:: PROBLEM TO WORK ON ::
Skip the images and copy each record exactly as written.

[Entries from a dataset]
§

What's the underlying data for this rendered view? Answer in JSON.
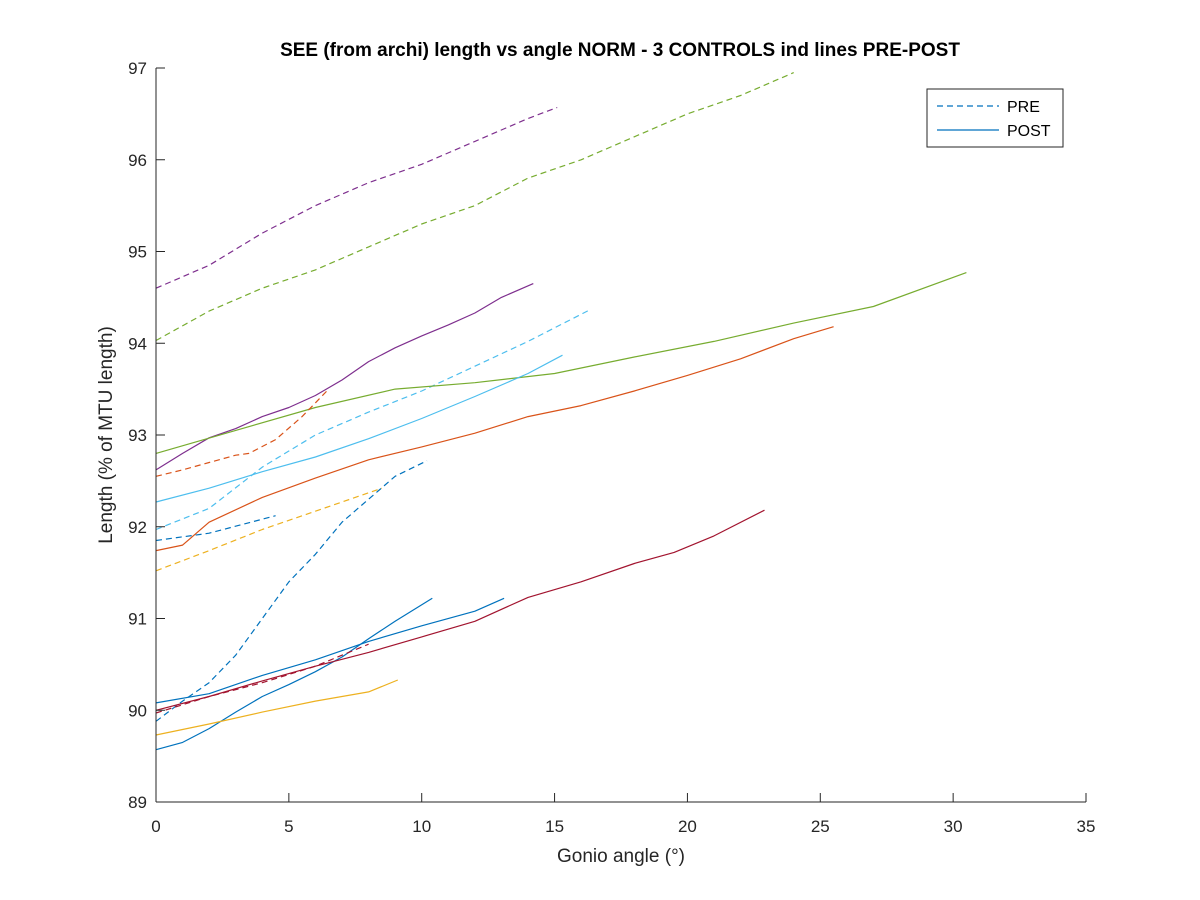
{
  "chart_data": {
    "type": "line",
    "title": "SEE (from archi) length vs angle NORM - 3 CONTROLS ind lines PRE-POST",
    "xlabel": "Gonio angle (°)",
    "ylabel": "Length (% of MTU length)",
    "xlim": [
      0,
      35
    ],
    "ylim": [
      89,
      97
    ],
    "xticks": [
      0,
      5,
      10,
      15,
      20,
      25,
      30,
      35
    ],
    "yticks": [
      89,
      90,
      91,
      92,
      93,
      94,
      95,
      96,
      97
    ],
    "grid": false,
    "legend": {
      "placement": "top-right",
      "entries": [
        {
          "label": "PRE",
          "dash": "dashed",
          "color": "#0072bd"
        },
        {
          "label": "POST",
          "dash": "solid",
          "color": "#0072bd"
        }
      ]
    },
    "series": [
      {
        "color": "#7e2f8e",
        "dash": "dashed",
        "points": [
          [
            0,
            94.6
          ],
          [
            2,
            94.85
          ],
          [
            4,
            95.2
          ],
          [
            6,
            95.5
          ],
          [
            8,
            95.75
          ],
          [
            10,
            95.95
          ],
          [
            12,
            96.2
          ],
          [
            14,
            96.45
          ],
          [
            15.1,
            96.57
          ]
        ]
      },
      {
        "color": "#77ac30",
        "dash": "dashed",
        "points": [
          [
            0,
            94.03
          ],
          [
            2,
            94.35
          ],
          [
            4,
            94.6
          ],
          [
            6,
            94.8
          ],
          [
            8,
            95.05
          ],
          [
            10,
            95.3
          ],
          [
            12,
            95.5
          ],
          [
            14,
            95.8
          ],
          [
            16,
            96.0
          ],
          [
            18,
            96.25
          ],
          [
            20,
            96.5
          ],
          [
            22,
            96.7
          ],
          [
            24,
            96.95
          ]
        ]
      },
      {
        "color": "#7e2f8e",
        "dash": "solid",
        "points": [
          [
            0,
            92.62
          ],
          [
            1,
            92.8
          ],
          [
            2,
            92.97
          ],
          [
            3,
            93.07
          ],
          [
            4,
            93.2
          ],
          [
            5,
            93.3
          ],
          [
            6,
            93.43
          ],
          [
            7,
            93.6
          ],
          [
            8,
            93.8
          ],
          [
            9,
            93.95
          ],
          [
            10,
            94.08
          ],
          [
            11,
            94.2
          ],
          [
            12,
            94.33
          ],
          [
            13,
            94.5
          ],
          [
            14.2,
            94.65
          ]
        ]
      },
      {
        "color": "#4dbeee",
        "dash": "dashed",
        "points": [
          [
            0,
            91.97
          ],
          [
            2,
            92.2
          ],
          [
            4,
            92.65
          ],
          [
            6,
            93.0
          ],
          [
            8,
            93.25
          ],
          [
            10,
            93.48
          ],
          [
            12,
            93.75
          ],
          [
            14,
            94.02
          ],
          [
            16.3,
            94.36
          ]
        ]
      },
      {
        "color": "#77ac30",
        "dash": "solid",
        "points": [
          [
            0,
            92.8
          ],
          [
            3,
            93.05
          ],
          [
            6,
            93.3
          ],
          [
            9,
            93.5
          ],
          [
            12,
            93.57
          ],
          [
            15,
            93.67
          ],
          [
            18,
            93.85
          ],
          [
            21,
            94.02
          ],
          [
            24,
            94.22
          ],
          [
            27,
            94.4
          ],
          [
            30.5,
            94.77
          ]
        ]
      },
      {
        "color": "#4dbeee",
        "dash": "solid",
        "points": [
          [
            0,
            92.27
          ],
          [
            2,
            92.42
          ],
          [
            4,
            92.6
          ],
          [
            6,
            92.76
          ],
          [
            8,
            92.96
          ],
          [
            10,
            93.18
          ],
          [
            12,
            93.42
          ],
          [
            14,
            93.67
          ],
          [
            15.3,
            93.87
          ]
        ]
      },
      {
        "color": "#d95319",
        "dash": "dashed",
        "points": [
          [
            0,
            92.55
          ],
          [
            1,
            92.62
          ],
          [
            2,
            92.7
          ],
          [
            3,
            92.78
          ],
          [
            3.5,
            92.8
          ],
          [
            4.5,
            92.95
          ],
          [
            5.5,
            93.2
          ],
          [
            6.5,
            93.5
          ]
        ]
      },
      {
        "color": "#d95319",
        "dash": "solid",
        "points": [
          [
            0,
            91.74
          ],
          [
            1,
            91.8
          ],
          [
            2,
            92.05
          ],
          [
            4,
            92.32
          ],
          [
            6,
            92.53
          ],
          [
            8,
            92.73
          ],
          [
            10,
            92.87
          ],
          [
            12,
            93.02
          ],
          [
            14,
            93.2
          ],
          [
            16,
            93.32
          ],
          [
            18,
            93.48
          ],
          [
            20,
            93.65
          ],
          [
            22,
            93.83
          ],
          [
            24,
            94.05
          ],
          [
            25.5,
            94.18
          ]
        ]
      },
      {
        "color": "#0072bd",
        "dash": "dashed",
        "points": [
          [
            0,
            91.85
          ],
          [
            2,
            91.93
          ],
          [
            4.5,
            92.12
          ]
        ]
      },
      {
        "color": "#edb120",
        "dash": "dashed",
        "points": [
          [
            0,
            91.52
          ],
          [
            2,
            91.74
          ],
          [
            4,
            91.97
          ],
          [
            6,
            92.17
          ],
          [
            8,
            92.37
          ],
          [
            8.5,
            92.42
          ]
        ]
      },
      {
        "color": "#0072bd",
        "dash": "dashed",
        "points": [
          [
            0,
            89.88
          ],
          [
            1,
            90.1
          ],
          [
            2,
            90.3
          ],
          [
            3,
            90.6
          ],
          [
            4,
            91.0
          ],
          [
            5,
            91.4
          ],
          [
            6,
            91.7
          ],
          [
            7,
            92.05
          ],
          [
            8,
            92.3
          ],
          [
            9,
            92.55
          ],
          [
            10.2,
            92.72
          ]
        ]
      },
      {
        "color": "#0072bd",
        "dash": "solid",
        "points": [
          [
            0,
            90.08
          ],
          [
            2,
            90.18
          ],
          [
            4,
            90.38
          ],
          [
            6,
            90.55
          ],
          [
            8,
            90.75
          ],
          [
            10,
            90.92
          ],
          [
            12,
            91.08
          ],
          [
            13.1,
            91.22
          ]
        ]
      },
      {
        "color": "#0072bd",
        "dash": "solid",
        "points": [
          [
            0,
            89.57
          ],
          [
            1,
            89.65
          ],
          [
            2,
            89.8
          ],
          [
            3,
            89.98
          ],
          [
            4,
            90.15
          ],
          [
            5,
            90.28
          ],
          [
            6,
            90.42
          ],
          [
            7,
            90.58
          ],
          [
            8,
            90.78
          ],
          [
            9,
            90.97
          ],
          [
            10.4,
            91.22
          ]
        ]
      },
      {
        "color": "#a2142f",
        "dash": "dashed",
        "points": [
          [
            0,
            89.97
          ],
          [
            2,
            90.15
          ],
          [
            4,
            90.3
          ],
          [
            6,
            90.48
          ],
          [
            8,
            90.72
          ]
        ]
      },
      {
        "color": "#a2142f",
        "dash": "solid",
        "points": [
          [
            0,
            90.0
          ],
          [
            2,
            90.15
          ],
          [
            4,
            90.32
          ],
          [
            6,
            90.48
          ],
          [
            8,
            90.63
          ],
          [
            10,
            90.8
          ],
          [
            12,
            90.97
          ],
          [
            14,
            91.23
          ],
          [
            16,
            91.4
          ],
          [
            18,
            91.6
          ],
          [
            19.5,
            91.72
          ],
          [
            21,
            91.9
          ],
          [
            22.9,
            92.18
          ]
        ]
      },
      {
        "color": "#edb120",
        "dash": "solid",
        "points": [
          [
            0,
            89.73
          ],
          [
            2,
            89.85
          ],
          [
            4,
            89.98
          ],
          [
            6,
            90.1
          ],
          [
            8,
            90.2
          ],
          [
            9.1,
            90.33
          ]
        ]
      }
    ]
  }
}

§

:: TASK ANSWER ::
What's the underlying data for this rendered view? Answer in JSON.
{
  "chart_data": {
    "type": "line",
    "title": "SEE (from archi) length vs angle NORM - 3 CONTROLS ind lines PRE-POST",
    "xlabel": "Gonio angle (°)",
    "ylabel": "Length (% of MTU length)",
    "xlim": [
      0,
      35
    ],
    "ylim": [
      89,
      97
    ],
    "xticks": [
      0,
      5,
      10,
      15,
      20,
      25,
      30,
      35
    ],
    "yticks": [
      89,
      90,
      91,
      92,
      93,
      94,
      95,
      96,
      97
    ],
    "grid": false,
    "legend": {
      "placement": "top-right",
      "entries": [
        {
          "label": "PRE",
          "dash": "dashed",
          "color": "#0072bd"
        },
        {
          "label": "POST",
          "dash": "solid",
          "color": "#0072bd"
        }
      ]
    },
    "series": [
      {
        "color": "#7e2f8e",
        "dash": "dashed",
        "points": [
          [
            0,
            94.6
          ],
          [
            2,
            94.85
          ],
          [
            4,
            95.2
          ],
          [
            6,
            95.5
          ],
          [
            8,
            95.75
          ],
          [
            10,
            95.95
          ],
          [
            12,
            96.2
          ],
          [
            14,
            96.45
          ],
          [
            15.1,
            96.57
          ]
        ]
      },
      {
        "color": "#77ac30",
        "dash": "dashed",
        "points": [
          [
            0,
            94.03
          ],
          [
            2,
            94.35
          ],
          [
            4,
            94.6
          ],
          [
            6,
            94.8
          ],
          [
            8,
            95.05
          ],
          [
            10,
            95.3
          ],
          [
            12,
            95.5
          ],
          [
            14,
            95.8
          ],
          [
            16,
            96.0
          ],
          [
            18,
            96.25
          ],
          [
            20,
            96.5
          ],
          [
            22,
            96.7
          ],
          [
            24,
            96.95
          ]
        ]
      },
      {
        "color": "#7e2f8e",
        "dash": "solid",
        "points": [
          [
            0,
            92.62
          ],
          [
            1,
            92.8
          ],
          [
            2,
            92.97
          ],
          [
            3,
            93.07
          ],
          [
            4,
            93.2
          ],
          [
            5,
            93.3
          ],
          [
            6,
            93.43
          ],
          [
            7,
            93.6
          ],
          [
            8,
            93.8
          ],
          [
            9,
            93.95
          ],
          [
            10,
            94.08
          ],
          [
            11,
            94.2
          ],
          [
            12,
            94.33
          ],
          [
            13,
            94.5
          ],
          [
            14.2,
            94.65
          ]
        ]
      },
      {
        "color": "#4dbeee",
        "dash": "dashed",
        "points": [
          [
            0,
            91.97
          ],
          [
            2,
            92.2
          ],
          [
            4,
            92.65
          ],
          [
            6,
            93.0
          ],
          [
            8,
            93.25
          ],
          [
            10,
            93.48
          ],
          [
            12,
            93.75
          ],
          [
            14,
            94.02
          ],
          [
            16.3,
            94.36
          ]
        ]
      },
      {
        "color": "#77ac30",
        "dash": "solid",
        "points": [
          [
            0,
            92.8
          ],
          [
            3,
            93.05
          ],
          [
            6,
            93.3
          ],
          [
            9,
            93.5
          ],
          [
            12,
            93.57
          ],
          [
            15,
            93.67
          ],
          [
            18,
            93.85
          ],
          [
            21,
            94.02
          ],
          [
            24,
            94.22
          ],
          [
            27,
            94.4
          ],
          [
            30.5,
            94.77
          ]
        ]
      },
      {
        "color": "#4dbeee",
        "dash": "solid",
        "points": [
          [
            0,
            92.27
          ],
          [
            2,
            92.42
          ],
          [
            4,
            92.6
          ],
          [
            6,
            92.76
          ],
          [
            8,
            92.96
          ],
          [
            10,
            93.18
          ],
          [
            12,
            93.42
          ],
          [
            14,
            93.67
          ],
          [
            15.3,
            93.87
          ]
        ]
      },
      {
        "color": "#d95319",
        "dash": "dashed",
        "points": [
          [
            0,
            92.55
          ],
          [
            1,
            92.62
          ],
          [
            2,
            92.7
          ],
          [
            3,
            92.78
          ],
          [
            3.5,
            92.8
          ],
          [
            4.5,
            92.95
          ],
          [
            5.5,
            93.2
          ],
          [
            6.5,
            93.5
          ]
        ]
      },
      {
        "color": "#d95319",
        "dash": "solid",
        "points": [
          [
            0,
            91.74
          ],
          [
            1,
            91.8
          ],
          [
            2,
            92.05
          ],
          [
            4,
            92.32
          ],
          [
            6,
            92.53
          ],
          [
            8,
            92.73
          ],
          [
            10,
            92.87
          ],
          [
            12,
            93.02
          ],
          [
            14,
            93.2
          ],
          [
            16,
            93.32
          ],
          [
            18,
            93.48
          ],
          [
            20,
            93.65
          ],
          [
            22,
            93.83
          ],
          [
            24,
            94.05
          ],
          [
            25.5,
            94.18
          ]
        ]
      },
      {
        "color": "#0072bd",
        "dash": "dashed",
        "points": [
          [
            0,
            91.85
          ],
          [
            2,
            91.93
          ],
          [
            4.5,
            92.12
          ]
        ]
      },
      {
        "color": "#edb120",
        "dash": "dashed",
        "points": [
          [
            0,
            91.52
          ],
          [
            2,
            91.74
          ],
          [
            4,
            91.97
          ],
          [
            6,
            92.17
          ],
          [
            8,
            92.37
          ],
          [
            8.5,
            92.42
          ]
        ]
      },
      {
        "color": "#0072bd",
        "dash": "dashed",
        "points": [
          [
            0,
            89.88
          ],
          [
            1,
            90.1
          ],
          [
            2,
            90.3
          ],
          [
            3,
            90.6
          ],
          [
            4,
            91.0
          ],
          [
            5,
            91.4
          ],
          [
            6,
            91.7
          ],
          [
            7,
            92.05
          ],
          [
            8,
            92.3
          ],
          [
            9,
            92.55
          ],
          [
            10.2,
            92.72
          ]
        ]
      },
      {
        "color": "#0072bd",
        "dash": "solid",
        "points": [
          [
            0,
            90.08
          ],
          [
            2,
            90.18
          ],
          [
            4,
            90.38
          ],
          [
            6,
            90.55
          ],
          [
            8,
            90.75
          ],
          [
            10,
            90.92
          ],
          [
            12,
            91.08
          ],
          [
            13.1,
            91.22
          ]
        ]
      },
      {
        "color": "#0072bd",
        "dash": "solid",
        "points": [
          [
            0,
            89.57
          ],
          [
            1,
            89.65
          ],
          [
            2,
            89.8
          ],
          [
            3,
            89.98
          ],
          [
            4,
            90.15
          ],
          [
            5,
            90.28
          ],
          [
            6,
            90.42
          ],
          [
            7,
            90.58
          ],
          [
            8,
            90.78
          ],
          [
            9,
            90.97
          ],
          [
            10.4,
            91.22
          ]
        ]
      },
      {
        "color": "#a2142f",
        "dash": "dashed",
        "points": [
          [
            0,
            89.97
          ],
          [
            2,
            90.15
          ],
          [
            4,
            90.3
          ],
          [
            6,
            90.48
          ],
          [
            8,
            90.72
          ]
        ]
      },
      {
        "color": "#a2142f",
        "dash": "solid",
        "points": [
          [
            0,
            90.0
          ],
          [
            2,
            90.15
          ],
          [
            4,
            90.32
          ],
          [
            6,
            90.48
          ],
          [
            8,
            90.63
          ],
          [
            10,
            90.8
          ],
          [
            12,
            90.97
          ],
          [
            14,
            91.23
          ],
          [
            16,
            91.4
          ],
          [
            18,
            91.6
          ],
          [
            19.5,
            91.72
          ],
          [
            21,
            91.9
          ],
          [
            22.9,
            92.18
          ]
        ]
      },
      {
        "color": "#edb120",
        "dash": "solid",
        "points": [
          [
            0,
            89.73
          ],
          [
            2,
            89.85
          ],
          [
            4,
            89.98
          ],
          [
            6,
            90.1
          ],
          [
            8,
            90.2
          ],
          [
            9.1,
            90.33
          ]
        ]
      }
    ]
  }
}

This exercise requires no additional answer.